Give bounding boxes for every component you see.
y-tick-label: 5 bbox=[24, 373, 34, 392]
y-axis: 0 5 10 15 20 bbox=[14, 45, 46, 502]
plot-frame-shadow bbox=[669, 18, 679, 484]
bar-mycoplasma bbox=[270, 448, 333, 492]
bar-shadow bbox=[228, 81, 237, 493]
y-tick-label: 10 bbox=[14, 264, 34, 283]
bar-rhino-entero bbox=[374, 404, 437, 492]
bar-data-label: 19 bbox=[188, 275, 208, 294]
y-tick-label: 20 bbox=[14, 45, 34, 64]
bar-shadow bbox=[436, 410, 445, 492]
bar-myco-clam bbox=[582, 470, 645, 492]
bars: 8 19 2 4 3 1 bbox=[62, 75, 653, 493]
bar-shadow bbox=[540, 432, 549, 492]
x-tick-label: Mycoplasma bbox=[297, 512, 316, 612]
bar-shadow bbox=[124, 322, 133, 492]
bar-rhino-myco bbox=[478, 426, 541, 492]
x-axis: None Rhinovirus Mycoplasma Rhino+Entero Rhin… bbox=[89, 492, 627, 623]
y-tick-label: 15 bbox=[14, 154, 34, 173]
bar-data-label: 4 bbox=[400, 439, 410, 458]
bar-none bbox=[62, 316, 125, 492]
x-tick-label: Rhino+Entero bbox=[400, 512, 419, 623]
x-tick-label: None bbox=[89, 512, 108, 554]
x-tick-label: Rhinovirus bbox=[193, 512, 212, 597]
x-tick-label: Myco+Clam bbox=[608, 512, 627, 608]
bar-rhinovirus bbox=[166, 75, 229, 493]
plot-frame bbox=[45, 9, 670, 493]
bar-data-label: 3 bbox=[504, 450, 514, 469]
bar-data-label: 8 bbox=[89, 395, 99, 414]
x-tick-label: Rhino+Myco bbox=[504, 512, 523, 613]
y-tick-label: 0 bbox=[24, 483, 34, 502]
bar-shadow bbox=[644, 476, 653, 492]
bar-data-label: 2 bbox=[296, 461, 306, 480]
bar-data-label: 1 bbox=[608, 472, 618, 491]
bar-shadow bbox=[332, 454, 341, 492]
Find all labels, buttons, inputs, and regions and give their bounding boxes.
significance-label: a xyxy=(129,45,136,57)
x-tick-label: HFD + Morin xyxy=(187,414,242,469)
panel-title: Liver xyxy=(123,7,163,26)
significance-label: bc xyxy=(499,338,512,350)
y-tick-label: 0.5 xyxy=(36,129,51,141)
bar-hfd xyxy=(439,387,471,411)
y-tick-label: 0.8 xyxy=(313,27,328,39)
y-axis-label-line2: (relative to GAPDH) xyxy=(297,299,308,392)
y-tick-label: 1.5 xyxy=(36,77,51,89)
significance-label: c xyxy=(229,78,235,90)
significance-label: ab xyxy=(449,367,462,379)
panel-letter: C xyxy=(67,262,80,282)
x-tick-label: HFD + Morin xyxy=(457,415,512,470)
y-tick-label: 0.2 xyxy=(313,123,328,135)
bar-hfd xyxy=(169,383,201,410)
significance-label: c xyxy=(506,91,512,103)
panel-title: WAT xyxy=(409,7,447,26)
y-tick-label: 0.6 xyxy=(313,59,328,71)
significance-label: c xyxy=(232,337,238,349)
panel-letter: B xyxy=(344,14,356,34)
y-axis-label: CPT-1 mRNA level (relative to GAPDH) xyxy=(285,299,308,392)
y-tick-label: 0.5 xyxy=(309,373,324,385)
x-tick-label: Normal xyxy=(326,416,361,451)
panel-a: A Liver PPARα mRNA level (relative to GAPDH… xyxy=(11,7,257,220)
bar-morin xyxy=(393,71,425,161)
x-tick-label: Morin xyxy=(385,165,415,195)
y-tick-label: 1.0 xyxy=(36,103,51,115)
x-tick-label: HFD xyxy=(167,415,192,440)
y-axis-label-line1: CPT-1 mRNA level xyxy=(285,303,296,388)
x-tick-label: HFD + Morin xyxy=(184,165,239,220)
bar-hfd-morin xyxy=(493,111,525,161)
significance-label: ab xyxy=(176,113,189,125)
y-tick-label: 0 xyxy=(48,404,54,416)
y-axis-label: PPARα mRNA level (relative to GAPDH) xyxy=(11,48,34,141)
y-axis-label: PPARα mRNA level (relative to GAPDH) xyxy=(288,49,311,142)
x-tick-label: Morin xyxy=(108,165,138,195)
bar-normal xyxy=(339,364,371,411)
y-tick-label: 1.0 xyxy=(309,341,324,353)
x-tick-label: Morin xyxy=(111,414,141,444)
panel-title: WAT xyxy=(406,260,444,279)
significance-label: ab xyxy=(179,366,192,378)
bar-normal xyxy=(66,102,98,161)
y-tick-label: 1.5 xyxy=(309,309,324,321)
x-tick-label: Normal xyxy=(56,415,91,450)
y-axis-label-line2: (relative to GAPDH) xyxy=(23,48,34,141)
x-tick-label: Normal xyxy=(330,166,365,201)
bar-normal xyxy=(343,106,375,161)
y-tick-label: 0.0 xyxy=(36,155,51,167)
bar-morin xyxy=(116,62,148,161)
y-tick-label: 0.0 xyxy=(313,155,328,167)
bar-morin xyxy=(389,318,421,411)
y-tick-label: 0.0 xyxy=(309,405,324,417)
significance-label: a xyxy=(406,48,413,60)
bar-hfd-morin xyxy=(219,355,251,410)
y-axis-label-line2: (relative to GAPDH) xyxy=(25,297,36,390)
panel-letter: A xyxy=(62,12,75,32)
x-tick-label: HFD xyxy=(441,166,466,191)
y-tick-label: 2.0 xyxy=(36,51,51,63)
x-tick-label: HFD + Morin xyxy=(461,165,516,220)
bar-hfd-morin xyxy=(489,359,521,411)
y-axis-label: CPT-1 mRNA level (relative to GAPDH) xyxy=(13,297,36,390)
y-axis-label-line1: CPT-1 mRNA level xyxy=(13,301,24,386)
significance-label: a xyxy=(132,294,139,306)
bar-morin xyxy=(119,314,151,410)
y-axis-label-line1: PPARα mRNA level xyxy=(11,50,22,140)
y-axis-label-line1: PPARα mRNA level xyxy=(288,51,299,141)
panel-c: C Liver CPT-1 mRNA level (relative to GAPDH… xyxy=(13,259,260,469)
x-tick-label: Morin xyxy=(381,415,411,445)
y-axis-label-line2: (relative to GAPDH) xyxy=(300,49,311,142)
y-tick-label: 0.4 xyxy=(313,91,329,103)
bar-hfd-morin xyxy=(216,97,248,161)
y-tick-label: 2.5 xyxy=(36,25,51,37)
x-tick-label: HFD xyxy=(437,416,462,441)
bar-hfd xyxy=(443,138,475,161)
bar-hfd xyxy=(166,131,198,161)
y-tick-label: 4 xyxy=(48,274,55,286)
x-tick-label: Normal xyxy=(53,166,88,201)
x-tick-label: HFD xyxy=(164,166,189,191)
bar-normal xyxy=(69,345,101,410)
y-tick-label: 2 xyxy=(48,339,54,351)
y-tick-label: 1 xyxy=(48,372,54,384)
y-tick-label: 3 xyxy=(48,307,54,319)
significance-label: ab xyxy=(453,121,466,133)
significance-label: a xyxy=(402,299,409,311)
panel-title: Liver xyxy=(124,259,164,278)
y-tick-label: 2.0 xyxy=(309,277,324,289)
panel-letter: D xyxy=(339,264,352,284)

---+---

▶ ACTION ITEM: Which lines above contain the word "relative"? List them.

▶ TASK RESPONSE:
y-axis-label-line2: (relative to GAPDH) xyxy=(297,299,308,392)
y-axis-label: CPT-1 mRNA level (relative to GAPDH) xyxy=(285,299,308,392)
panel-a: A Liver PPARα mRNA level (relative to GAPDH… xyxy=(11,7,257,220)
y-axis-label: PPARα mRNA level (relative to GAPDH) xyxy=(11,48,34,141)
y-axis-label: PPARα mRNA level (relative to GAPDH) xyxy=(288,49,311,142)
y-axis-label-line2: (relative to GAPDH) xyxy=(23,48,34,141)
y-axis-label-line2: (relative to GAPDH) xyxy=(25,297,36,390)
y-axis-label: CPT-1 mRNA level (relative to GAPDH) xyxy=(13,297,36,390)
panel-c: C Liver CPT-1 mRNA level (relative to GAPDH… xyxy=(13,259,260,469)
y-axis-label-line2: (relative to GAPDH) xyxy=(300,49,311,142)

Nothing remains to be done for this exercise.